What is expected
Return a copy of each line that holds the string "xlabel".

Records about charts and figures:
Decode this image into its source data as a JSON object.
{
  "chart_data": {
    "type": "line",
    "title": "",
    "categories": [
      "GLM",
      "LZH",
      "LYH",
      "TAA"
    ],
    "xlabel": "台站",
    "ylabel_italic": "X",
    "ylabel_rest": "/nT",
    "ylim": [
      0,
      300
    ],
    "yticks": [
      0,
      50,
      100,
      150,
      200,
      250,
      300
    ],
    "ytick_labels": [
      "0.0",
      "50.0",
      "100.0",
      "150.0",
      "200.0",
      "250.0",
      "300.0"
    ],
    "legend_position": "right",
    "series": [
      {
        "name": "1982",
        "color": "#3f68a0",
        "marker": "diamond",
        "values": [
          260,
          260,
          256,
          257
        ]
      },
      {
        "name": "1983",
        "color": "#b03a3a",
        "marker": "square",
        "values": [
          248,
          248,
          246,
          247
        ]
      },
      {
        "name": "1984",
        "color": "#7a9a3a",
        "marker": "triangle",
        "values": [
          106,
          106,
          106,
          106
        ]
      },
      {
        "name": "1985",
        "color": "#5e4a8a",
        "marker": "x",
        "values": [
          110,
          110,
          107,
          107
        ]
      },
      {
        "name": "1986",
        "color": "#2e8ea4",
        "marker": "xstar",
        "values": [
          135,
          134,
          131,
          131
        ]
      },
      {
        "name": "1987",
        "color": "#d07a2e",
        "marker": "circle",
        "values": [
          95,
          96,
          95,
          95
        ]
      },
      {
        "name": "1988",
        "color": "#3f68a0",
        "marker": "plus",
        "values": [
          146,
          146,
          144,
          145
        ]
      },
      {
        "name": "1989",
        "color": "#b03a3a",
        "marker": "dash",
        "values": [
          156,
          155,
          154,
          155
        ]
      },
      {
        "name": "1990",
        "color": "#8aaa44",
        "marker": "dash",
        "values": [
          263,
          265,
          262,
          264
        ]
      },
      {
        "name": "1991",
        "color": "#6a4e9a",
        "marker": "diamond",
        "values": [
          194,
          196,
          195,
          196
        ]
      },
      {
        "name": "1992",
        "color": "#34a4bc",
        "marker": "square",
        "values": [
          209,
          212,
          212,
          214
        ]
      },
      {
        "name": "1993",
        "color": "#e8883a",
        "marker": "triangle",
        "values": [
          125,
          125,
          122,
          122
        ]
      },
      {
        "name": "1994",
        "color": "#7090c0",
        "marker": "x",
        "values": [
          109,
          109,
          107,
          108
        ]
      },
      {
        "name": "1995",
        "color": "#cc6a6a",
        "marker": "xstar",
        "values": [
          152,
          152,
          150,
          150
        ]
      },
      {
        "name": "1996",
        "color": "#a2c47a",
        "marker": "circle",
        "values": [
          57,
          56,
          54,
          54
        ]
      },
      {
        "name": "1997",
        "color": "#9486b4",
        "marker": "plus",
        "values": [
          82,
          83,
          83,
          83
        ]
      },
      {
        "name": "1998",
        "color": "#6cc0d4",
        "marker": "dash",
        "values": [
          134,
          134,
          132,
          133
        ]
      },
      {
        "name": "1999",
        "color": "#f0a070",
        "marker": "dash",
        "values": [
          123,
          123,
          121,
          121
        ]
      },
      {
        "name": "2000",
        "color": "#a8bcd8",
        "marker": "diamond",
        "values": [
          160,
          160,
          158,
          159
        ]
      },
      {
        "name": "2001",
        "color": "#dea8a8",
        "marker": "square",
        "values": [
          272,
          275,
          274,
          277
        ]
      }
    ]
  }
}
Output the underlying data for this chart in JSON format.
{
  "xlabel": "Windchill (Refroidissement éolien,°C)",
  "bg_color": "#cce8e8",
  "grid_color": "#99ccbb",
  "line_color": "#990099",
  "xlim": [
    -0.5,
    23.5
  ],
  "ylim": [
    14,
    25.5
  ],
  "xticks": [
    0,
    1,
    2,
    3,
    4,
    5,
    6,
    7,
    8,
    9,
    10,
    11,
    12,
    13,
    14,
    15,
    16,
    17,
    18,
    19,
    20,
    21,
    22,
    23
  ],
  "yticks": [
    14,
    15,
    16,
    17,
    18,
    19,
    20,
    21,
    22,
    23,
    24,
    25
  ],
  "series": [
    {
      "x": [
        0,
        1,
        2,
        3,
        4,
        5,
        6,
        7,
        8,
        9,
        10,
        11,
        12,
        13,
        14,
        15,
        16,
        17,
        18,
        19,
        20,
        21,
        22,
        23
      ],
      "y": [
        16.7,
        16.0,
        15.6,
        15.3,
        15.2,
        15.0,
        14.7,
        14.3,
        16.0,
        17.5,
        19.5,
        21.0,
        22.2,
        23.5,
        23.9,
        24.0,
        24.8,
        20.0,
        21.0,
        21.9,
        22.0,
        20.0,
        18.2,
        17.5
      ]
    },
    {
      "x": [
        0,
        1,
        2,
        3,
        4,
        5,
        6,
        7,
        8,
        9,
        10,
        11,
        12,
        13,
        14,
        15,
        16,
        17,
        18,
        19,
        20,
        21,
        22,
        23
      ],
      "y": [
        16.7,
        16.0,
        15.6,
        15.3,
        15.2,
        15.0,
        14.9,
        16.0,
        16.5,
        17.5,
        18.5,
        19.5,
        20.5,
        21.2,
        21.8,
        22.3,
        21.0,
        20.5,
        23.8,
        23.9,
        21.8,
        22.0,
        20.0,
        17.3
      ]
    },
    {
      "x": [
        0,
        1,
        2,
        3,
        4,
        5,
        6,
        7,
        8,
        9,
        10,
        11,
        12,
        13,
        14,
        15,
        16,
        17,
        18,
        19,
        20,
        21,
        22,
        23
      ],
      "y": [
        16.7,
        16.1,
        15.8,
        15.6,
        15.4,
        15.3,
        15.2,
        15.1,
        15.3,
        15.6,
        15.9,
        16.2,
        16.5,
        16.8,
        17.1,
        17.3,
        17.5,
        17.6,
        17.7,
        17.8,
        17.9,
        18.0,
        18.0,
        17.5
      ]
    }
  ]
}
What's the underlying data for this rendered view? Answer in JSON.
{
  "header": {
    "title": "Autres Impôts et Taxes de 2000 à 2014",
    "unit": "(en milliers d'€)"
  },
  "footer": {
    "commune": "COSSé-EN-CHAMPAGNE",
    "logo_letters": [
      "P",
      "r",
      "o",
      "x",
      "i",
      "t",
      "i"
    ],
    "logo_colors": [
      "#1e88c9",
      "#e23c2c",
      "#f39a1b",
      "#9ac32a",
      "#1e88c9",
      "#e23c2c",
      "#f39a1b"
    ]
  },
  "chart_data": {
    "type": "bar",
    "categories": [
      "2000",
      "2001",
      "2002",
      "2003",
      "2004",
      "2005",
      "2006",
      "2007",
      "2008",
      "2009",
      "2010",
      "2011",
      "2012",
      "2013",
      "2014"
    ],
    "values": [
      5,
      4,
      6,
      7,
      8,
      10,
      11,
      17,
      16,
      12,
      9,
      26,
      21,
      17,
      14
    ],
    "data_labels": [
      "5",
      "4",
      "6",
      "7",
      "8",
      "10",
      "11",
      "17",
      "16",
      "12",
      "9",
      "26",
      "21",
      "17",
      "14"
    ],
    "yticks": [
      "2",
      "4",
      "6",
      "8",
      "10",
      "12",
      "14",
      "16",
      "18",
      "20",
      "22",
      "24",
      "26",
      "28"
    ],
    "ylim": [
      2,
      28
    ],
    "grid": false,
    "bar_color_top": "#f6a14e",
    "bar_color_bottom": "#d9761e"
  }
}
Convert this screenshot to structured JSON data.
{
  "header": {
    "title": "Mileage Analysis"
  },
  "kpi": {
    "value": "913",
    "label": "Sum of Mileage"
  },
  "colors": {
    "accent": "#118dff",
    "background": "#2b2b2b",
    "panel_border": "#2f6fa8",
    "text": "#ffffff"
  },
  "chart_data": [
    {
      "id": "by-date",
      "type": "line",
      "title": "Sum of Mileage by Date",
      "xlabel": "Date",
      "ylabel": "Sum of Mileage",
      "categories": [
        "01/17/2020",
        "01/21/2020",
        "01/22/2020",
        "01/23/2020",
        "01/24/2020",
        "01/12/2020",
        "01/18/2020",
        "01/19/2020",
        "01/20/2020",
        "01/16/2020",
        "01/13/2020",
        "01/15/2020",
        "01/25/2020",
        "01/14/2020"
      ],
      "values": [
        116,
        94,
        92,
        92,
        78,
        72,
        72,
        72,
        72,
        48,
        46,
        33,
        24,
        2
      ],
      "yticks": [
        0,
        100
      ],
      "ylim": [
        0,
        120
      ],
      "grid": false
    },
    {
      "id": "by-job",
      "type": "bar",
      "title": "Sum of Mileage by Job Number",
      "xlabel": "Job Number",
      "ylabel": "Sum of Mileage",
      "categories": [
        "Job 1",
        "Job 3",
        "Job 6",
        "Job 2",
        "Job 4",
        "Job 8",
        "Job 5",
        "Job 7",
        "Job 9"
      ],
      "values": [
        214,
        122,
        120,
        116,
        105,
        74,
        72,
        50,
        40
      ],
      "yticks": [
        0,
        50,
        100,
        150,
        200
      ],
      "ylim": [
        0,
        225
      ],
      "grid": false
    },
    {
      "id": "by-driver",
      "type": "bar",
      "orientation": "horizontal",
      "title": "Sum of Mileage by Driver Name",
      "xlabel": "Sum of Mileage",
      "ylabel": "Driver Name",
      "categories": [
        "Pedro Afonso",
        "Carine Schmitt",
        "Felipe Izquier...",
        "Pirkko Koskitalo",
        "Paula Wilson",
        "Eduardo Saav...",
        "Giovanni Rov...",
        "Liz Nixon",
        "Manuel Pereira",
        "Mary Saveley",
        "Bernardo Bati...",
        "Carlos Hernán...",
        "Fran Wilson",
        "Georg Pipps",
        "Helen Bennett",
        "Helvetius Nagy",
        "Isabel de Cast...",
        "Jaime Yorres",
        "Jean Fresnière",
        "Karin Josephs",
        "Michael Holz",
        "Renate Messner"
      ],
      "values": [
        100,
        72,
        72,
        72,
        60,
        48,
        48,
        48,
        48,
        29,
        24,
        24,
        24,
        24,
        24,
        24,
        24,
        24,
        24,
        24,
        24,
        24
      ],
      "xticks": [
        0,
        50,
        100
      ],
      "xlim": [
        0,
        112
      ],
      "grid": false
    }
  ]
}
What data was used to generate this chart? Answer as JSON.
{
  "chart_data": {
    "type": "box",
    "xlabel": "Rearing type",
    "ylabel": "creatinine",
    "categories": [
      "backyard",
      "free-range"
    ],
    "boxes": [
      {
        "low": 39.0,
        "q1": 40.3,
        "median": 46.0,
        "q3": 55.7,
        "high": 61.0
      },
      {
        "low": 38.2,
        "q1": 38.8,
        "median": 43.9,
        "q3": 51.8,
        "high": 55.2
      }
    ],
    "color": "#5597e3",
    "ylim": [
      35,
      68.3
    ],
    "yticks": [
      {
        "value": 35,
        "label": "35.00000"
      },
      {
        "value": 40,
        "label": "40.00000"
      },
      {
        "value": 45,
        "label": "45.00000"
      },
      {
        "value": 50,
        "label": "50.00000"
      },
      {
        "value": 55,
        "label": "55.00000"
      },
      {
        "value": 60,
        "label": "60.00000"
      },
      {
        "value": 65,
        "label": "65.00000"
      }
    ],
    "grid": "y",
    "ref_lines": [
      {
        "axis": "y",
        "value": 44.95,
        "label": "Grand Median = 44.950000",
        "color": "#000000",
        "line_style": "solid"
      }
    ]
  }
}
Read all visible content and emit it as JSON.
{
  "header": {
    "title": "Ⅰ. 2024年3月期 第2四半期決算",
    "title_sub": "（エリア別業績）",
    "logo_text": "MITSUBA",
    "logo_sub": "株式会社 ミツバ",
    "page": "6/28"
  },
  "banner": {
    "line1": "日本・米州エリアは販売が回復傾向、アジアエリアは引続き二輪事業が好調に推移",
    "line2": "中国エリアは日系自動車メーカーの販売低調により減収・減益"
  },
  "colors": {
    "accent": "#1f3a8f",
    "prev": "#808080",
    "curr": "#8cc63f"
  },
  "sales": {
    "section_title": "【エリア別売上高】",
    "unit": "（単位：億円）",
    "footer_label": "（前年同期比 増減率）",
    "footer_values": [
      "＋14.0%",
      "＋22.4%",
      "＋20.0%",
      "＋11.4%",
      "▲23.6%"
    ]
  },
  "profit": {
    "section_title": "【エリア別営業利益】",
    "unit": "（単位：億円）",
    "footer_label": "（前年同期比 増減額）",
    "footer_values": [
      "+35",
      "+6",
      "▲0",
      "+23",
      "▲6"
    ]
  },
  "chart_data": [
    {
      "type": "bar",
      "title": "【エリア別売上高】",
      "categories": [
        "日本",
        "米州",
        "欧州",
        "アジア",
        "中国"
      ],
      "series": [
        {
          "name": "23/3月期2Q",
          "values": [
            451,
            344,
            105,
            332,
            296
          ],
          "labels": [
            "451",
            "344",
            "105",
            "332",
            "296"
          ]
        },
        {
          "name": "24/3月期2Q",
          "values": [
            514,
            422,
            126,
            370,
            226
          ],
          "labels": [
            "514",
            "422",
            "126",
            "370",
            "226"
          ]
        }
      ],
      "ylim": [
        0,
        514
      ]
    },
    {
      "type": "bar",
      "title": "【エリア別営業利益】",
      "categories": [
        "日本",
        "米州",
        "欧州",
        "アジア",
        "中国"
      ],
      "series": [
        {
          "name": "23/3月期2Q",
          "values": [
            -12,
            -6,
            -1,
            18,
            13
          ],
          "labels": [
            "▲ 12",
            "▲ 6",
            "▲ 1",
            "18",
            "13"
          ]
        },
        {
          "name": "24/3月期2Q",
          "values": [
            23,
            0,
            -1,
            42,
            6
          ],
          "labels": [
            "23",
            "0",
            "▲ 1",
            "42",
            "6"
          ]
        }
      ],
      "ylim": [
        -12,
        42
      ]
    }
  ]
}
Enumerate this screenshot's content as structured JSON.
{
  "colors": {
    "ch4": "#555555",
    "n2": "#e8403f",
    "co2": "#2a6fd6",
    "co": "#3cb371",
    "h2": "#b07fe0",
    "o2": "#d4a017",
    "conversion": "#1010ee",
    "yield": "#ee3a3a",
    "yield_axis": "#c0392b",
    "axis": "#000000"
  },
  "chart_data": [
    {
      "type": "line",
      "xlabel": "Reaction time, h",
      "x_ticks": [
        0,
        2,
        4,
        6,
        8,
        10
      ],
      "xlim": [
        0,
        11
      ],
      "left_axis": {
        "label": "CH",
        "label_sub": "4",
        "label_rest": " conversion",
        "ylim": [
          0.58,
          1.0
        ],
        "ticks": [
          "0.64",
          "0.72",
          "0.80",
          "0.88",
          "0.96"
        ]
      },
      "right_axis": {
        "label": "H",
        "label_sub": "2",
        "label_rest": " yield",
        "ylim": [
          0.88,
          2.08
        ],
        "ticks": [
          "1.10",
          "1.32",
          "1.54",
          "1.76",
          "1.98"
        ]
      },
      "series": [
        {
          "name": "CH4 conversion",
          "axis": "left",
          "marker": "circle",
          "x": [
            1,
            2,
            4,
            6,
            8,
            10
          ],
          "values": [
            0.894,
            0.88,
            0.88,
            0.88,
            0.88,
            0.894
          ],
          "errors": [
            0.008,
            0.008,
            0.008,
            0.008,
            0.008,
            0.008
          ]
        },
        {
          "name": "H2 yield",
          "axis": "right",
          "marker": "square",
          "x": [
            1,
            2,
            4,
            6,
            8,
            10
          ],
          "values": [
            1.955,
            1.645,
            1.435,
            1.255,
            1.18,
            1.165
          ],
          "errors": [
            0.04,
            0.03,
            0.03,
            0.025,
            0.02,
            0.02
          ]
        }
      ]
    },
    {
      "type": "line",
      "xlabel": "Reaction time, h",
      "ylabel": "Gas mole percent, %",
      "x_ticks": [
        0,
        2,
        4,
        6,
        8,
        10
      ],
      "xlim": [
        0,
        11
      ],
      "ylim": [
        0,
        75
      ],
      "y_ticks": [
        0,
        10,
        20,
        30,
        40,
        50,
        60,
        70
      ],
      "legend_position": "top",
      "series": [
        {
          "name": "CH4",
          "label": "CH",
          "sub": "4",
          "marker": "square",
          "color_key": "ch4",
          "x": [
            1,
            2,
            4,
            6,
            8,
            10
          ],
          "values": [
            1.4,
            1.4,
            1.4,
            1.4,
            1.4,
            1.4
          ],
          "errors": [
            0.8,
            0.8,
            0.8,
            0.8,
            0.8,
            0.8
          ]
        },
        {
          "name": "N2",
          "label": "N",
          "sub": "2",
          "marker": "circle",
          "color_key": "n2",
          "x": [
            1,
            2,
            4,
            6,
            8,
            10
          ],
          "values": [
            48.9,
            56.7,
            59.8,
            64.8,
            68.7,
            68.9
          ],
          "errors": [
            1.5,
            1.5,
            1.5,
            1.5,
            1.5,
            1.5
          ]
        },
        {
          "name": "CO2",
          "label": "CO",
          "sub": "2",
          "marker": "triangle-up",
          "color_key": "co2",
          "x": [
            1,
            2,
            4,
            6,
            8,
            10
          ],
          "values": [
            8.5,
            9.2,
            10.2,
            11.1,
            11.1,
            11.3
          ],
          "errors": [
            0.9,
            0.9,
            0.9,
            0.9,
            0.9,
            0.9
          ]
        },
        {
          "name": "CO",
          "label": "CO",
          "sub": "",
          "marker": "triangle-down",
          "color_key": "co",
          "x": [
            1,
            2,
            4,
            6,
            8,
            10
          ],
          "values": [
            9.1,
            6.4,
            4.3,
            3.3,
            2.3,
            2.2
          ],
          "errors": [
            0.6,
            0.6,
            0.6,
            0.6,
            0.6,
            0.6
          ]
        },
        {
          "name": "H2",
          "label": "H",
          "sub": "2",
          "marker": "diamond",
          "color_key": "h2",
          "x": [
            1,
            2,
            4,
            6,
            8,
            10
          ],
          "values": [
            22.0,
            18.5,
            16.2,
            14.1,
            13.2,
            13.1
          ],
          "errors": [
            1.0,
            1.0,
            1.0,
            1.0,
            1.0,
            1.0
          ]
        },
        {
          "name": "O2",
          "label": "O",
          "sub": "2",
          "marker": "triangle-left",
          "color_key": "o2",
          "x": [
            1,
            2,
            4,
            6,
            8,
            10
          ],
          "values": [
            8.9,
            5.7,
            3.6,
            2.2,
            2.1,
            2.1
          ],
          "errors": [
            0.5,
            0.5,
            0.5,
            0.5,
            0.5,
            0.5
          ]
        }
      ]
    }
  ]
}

Completed task
    "xlabel": "台站",
  "xlabel": "Windchill (Refroidissement éolien,°C)",
      "xlabel": "Date",
      "xlabel": "Job Number",
      "xlabel": "Sum of Mileage",
    "xlabel": "Rearing type",
      "xlabel": "Reaction time, h",
      "xlabel": "Reaction time, h",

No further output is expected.